**Exercise description:** Rewrite the entries below, changing every "data-point" to "marker" and leaving everything else as it is.

**Supplied material:**
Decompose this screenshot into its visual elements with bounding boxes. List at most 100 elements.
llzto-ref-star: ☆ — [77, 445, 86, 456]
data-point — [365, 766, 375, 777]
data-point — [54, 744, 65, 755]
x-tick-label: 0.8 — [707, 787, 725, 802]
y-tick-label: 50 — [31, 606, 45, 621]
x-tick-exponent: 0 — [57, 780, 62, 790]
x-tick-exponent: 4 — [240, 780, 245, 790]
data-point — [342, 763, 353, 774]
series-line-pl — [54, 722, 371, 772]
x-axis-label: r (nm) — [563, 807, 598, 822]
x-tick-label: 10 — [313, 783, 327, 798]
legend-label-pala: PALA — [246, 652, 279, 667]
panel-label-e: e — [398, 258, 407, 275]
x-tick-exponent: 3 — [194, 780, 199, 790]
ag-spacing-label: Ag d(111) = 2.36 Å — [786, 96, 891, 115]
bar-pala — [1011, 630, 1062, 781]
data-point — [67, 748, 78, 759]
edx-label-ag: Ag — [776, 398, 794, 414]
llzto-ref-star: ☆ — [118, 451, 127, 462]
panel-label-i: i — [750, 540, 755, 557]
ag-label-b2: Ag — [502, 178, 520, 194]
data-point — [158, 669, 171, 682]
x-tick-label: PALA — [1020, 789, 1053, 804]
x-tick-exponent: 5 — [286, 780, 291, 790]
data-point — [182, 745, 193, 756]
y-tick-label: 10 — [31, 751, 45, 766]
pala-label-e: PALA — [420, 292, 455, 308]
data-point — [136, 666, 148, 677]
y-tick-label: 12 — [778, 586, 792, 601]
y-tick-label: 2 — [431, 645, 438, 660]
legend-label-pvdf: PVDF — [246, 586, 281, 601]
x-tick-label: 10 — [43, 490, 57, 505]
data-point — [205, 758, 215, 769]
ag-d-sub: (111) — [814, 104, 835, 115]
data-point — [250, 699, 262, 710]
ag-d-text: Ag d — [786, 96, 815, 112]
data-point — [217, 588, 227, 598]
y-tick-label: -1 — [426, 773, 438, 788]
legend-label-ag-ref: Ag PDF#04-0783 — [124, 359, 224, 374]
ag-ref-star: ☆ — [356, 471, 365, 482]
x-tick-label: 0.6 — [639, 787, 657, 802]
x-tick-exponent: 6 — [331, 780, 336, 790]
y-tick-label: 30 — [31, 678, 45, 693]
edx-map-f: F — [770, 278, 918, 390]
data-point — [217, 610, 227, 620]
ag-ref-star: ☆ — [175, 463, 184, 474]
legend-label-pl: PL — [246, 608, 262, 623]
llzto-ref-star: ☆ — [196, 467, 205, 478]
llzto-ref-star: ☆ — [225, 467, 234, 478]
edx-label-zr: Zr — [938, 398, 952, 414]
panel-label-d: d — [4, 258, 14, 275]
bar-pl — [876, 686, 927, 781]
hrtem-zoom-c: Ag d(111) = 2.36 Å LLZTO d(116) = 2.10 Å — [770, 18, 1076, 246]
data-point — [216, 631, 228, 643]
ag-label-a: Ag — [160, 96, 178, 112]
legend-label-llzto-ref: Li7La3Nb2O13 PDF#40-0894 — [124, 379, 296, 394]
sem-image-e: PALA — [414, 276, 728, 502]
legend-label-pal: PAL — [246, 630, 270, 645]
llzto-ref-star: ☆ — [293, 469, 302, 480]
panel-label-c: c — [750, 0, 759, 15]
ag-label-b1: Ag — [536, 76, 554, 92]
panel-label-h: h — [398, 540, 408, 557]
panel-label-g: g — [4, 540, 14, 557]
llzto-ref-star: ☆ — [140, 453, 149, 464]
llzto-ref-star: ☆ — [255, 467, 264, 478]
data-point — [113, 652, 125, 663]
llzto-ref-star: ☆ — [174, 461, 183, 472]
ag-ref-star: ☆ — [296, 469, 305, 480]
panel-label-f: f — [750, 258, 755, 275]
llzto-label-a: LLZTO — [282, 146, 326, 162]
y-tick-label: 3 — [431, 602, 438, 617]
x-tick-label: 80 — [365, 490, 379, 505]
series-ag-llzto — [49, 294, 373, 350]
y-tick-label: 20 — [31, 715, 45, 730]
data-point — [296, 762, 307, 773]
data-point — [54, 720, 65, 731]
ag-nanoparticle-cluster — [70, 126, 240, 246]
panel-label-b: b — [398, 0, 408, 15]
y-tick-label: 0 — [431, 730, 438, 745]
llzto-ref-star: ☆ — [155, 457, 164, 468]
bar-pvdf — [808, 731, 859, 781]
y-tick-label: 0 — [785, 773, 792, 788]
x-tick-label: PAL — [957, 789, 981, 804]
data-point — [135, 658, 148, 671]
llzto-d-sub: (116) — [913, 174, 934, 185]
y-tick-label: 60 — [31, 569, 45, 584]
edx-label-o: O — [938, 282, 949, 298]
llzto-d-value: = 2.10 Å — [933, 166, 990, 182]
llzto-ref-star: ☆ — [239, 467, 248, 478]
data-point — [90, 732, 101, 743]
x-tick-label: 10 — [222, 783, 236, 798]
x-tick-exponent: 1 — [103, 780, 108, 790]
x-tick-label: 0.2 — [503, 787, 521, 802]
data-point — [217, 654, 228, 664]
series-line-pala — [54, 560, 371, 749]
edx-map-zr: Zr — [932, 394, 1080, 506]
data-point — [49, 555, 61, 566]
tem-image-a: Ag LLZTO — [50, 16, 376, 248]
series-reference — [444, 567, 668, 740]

**Solution to the problem:**
Decompose this screenshot into its visual elements with bounding boxes. List at most 100 elements.
llzto-ref-star: ☆ — [77, 445, 86, 456]
marker — [365, 766, 375, 777]
marker — [54, 744, 65, 755]
x-tick-label: 0.8 — [707, 787, 725, 802]
y-tick-label: 50 — [31, 606, 45, 621]
x-tick-exponent: 0 — [57, 780, 62, 790]
x-tick-exponent: 4 — [240, 780, 245, 790]
marker — [342, 763, 353, 774]
series-line-pl — [54, 722, 371, 772]
x-axis-label: r (nm) — [563, 807, 598, 822]
x-tick-label: 10 — [313, 783, 327, 798]
legend-label-pala: PALA — [246, 652, 279, 667]
panel-label-e: e — [398, 258, 407, 275]
x-tick-exponent: 3 — [194, 780, 199, 790]
ag-spacing-label: Ag d(111) = 2.36 Å — [786, 96, 891, 115]
bar-pala — [1011, 630, 1062, 781]
marker — [67, 748, 78, 759]
edx-label-ag: Ag — [776, 398, 794, 414]
llzto-ref-star: ☆ — [118, 451, 127, 462]
panel-label-i: i — [750, 540, 755, 557]
ag-label-b2: Ag — [502, 178, 520, 194]
marker — [158, 669, 171, 682]
x-tick-label: PALA — [1020, 789, 1053, 804]
x-tick-exponent: 5 — [286, 780, 291, 790]
marker — [182, 745, 193, 756]
y-tick-label: 10 — [31, 751, 45, 766]
pala-label-e: PALA — [420, 292, 455, 308]
marker — [136, 666, 148, 677]
y-tick-label: 12 — [778, 586, 792, 601]
y-tick-label: 2 — [431, 645, 438, 660]
legend-label-pvdf: PVDF — [246, 586, 281, 601]
x-tick-label: 10 — [43, 490, 57, 505]
marker — [205, 758, 215, 769]
ag-d-sub: (111) — [814, 104, 835, 115]
marker — [250, 699, 262, 710]
ag-d-text: Ag d — [786, 96, 815, 112]
marker — [217, 588, 227, 598]
y-tick-label: -1 — [426, 773, 438, 788]
legend-label-ag-ref: Ag PDF#04-0783 — [124, 359, 224, 374]
ag-ref-star: ☆ — [356, 471, 365, 482]
x-tick-label: 0.6 — [639, 787, 657, 802]
x-tick-exponent: 6 — [331, 780, 336, 790]
y-tick-label: 30 — [31, 678, 45, 693]
edx-map-f: F — [770, 278, 918, 390]
marker — [217, 610, 227, 620]
ag-ref-star: ☆ — [175, 463, 184, 474]
legend-label-pl: PL — [246, 608, 262, 623]
llzto-ref-star: ☆ — [196, 467, 205, 478]
llzto-ref-star: ☆ — [225, 467, 234, 478]
edx-label-zr: Zr — [938, 398, 952, 414]
panel-label-d: d — [4, 258, 14, 275]
bar-pl — [876, 686, 927, 781]
hrtem-zoom-c: Ag d(111) = 2.36 Å LLZTO d(116) = 2.10 Å — [770, 18, 1076, 246]
marker — [216, 631, 228, 643]
ag-label-a: Ag — [160, 96, 178, 112]
legend-label-llzto-ref: Li7La3Nb2O13 PDF#40-0894 — [124, 379, 296, 394]
sem-image-e: PALA — [414, 276, 728, 502]
legend-label-pal: PAL — [246, 630, 270, 645]
llzto-ref-star: ☆ — [293, 469, 302, 480]
panel-label-c: c — [750, 0, 759, 15]
ag-label-b1: Ag — [536, 76, 554, 92]
panel-label-h: h — [398, 540, 408, 557]
panel-label-g: g — [4, 540, 14, 557]
llzto-ref-star: ☆ — [140, 453, 149, 464]
llzto-ref-star: ☆ — [255, 467, 264, 478]
marker — [113, 652, 125, 663]
llzto-ref-star: ☆ — [174, 461, 183, 472]
ag-ref-star: ☆ — [296, 469, 305, 480]
panel-label-f: f — [750, 258, 755, 275]
llzto-label-a: LLZTO — [282, 146, 326, 162]
y-tick-label: 3 — [431, 602, 438, 617]
x-tick-label: 80 — [365, 490, 379, 505]
series-ag-llzto — [49, 294, 373, 350]
y-tick-label: 20 — [31, 715, 45, 730]
marker — [296, 762, 307, 773]
marker — [54, 720, 65, 731]
ag-nanoparticle-cluster — [70, 126, 240, 246]
panel-label-b: b — [398, 0, 408, 15]
y-tick-label: 0 — [431, 730, 438, 745]
llzto-ref-star: ☆ — [155, 457, 164, 468]
bar-pvdf — [808, 731, 859, 781]
y-tick-label: 0 — [785, 773, 792, 788]
x-tick-label: PAL — [957, 789, 981, 804]
marker — [135, 658, 148, 671]
llzto-d-sub: (116) — [913, 174, 934, 185]
y-tick-label: 60 — [31, 569, 45, 584]
edx-label-o: O — [938, 282, 949, 298]
llzto-d-value: = 2.10 Å — [933, 166, 990, 182]
llzto-ref-star: ☆ — [239, 467, 248, 478]
marker — [90, 732, 101, 743]
x-tick-label: 10 — [222, 783, 236, 798]
x-tick-exponent: 1 — [103, 780, 108, 790]
x-tick-label: 0.2 — [503, 787, 521, 802]
marker — [217, 654, 228, 664]
series-line-pala — [54, 560, 371, 749]
edx-map-zr: Zr — [932, 394, 1080, 506]
marker — [49, 555, 61, 566]
tem-image-a: Ag LLZTO — [50, 16, 376, 248]
series-reference — [444, 567, 668, 740]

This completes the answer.